Work to complete. Copy each line exactly. Drop every picture.

Figure data in JSON:
>> BEGIN

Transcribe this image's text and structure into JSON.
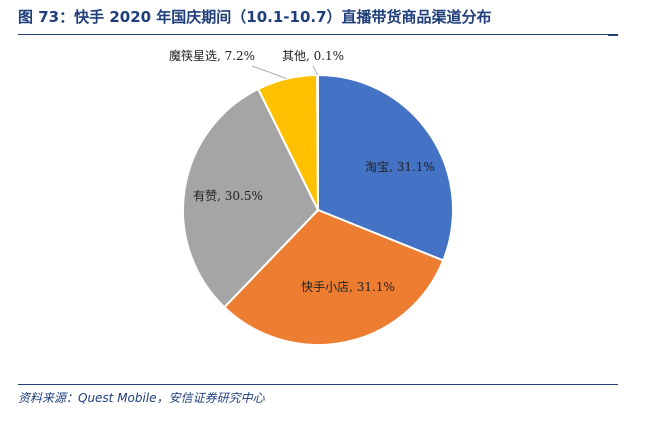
{
  "title": "图 73：快手 2020 年国庆期间（10.1-10.7）直播带货商品渠道分布",
  "source": "资料来源：Quest Mobile，安信证券研究中心",
  "chart_data": {
    "type": "pie",
    "slices": [
      {
        "label": "淘宝",
        "value": 31.1,
        "display": "淘宝, 31.1%",
        "color": "#4472c4"
      },
      {
        "label": "快手小店",
        "value": 31.1,
        "display": "快手小店, 31.1%",
        "color": "#ed7d31"
      },
      {
        "label": "有赞",
        "value": 30.5,
        "display": "有赞, 30.5%",
        "color": "#a5a5a5"
      },
      {
        "label": "魔筷星选",
        "value": 7.2,
        "display": "魔筷星选, 7.2%",
        "color": "#ffc000"
      },
      {
        "label": "其他",
        "value": 0.1,
        "display": "其他, 0.1%",
        "color": "#5b9bd5"
      }
    ],
    "start_angle": "12 o'clock",
    "direction": "clockwise",
    "legend": "none"
  }
}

>> END

Answer.
Transcribe this image's text and structure into JSON.
{
  "title": "图 73：快手 2020 年国庆期间（10.1-10.7）直播带货商品渠道分布",
  "source": "资料来源：Quest Mobile，安信证券研究中心",
  "chart_data": {
    "type": "pie",
    "slices": [
      {
        "label": "淘宝",
        "value": 31.1,
        "display": "淘宝, 31.1%",
        "color": "#4472c4"
      },
      {
        "label": "快手小店",
        "value": 31.1,
        "display": "快手小店, 31.1%",
        "color": "#ed7d31"
      },
      {
        "label": "有赞",
        "value": 30.5,
        "display": "有赞, 30.5%",
        "color": "#a5a5a5"
      },
      {
        "label": "魔筷星选",
        "value": 7.2,
        "display": "魔筷星选, 7.2%",
        "color": "#ffc000"
      },
      {
        "label": "其他",
        "value": 0.1,
        "display": "其他, 0.1%",
        "color": "#5b9bd5"
      }
    ],
    "start_angle": "12 o'clock",
    "direction": "clockwise",
    "legend": "none"
  }
}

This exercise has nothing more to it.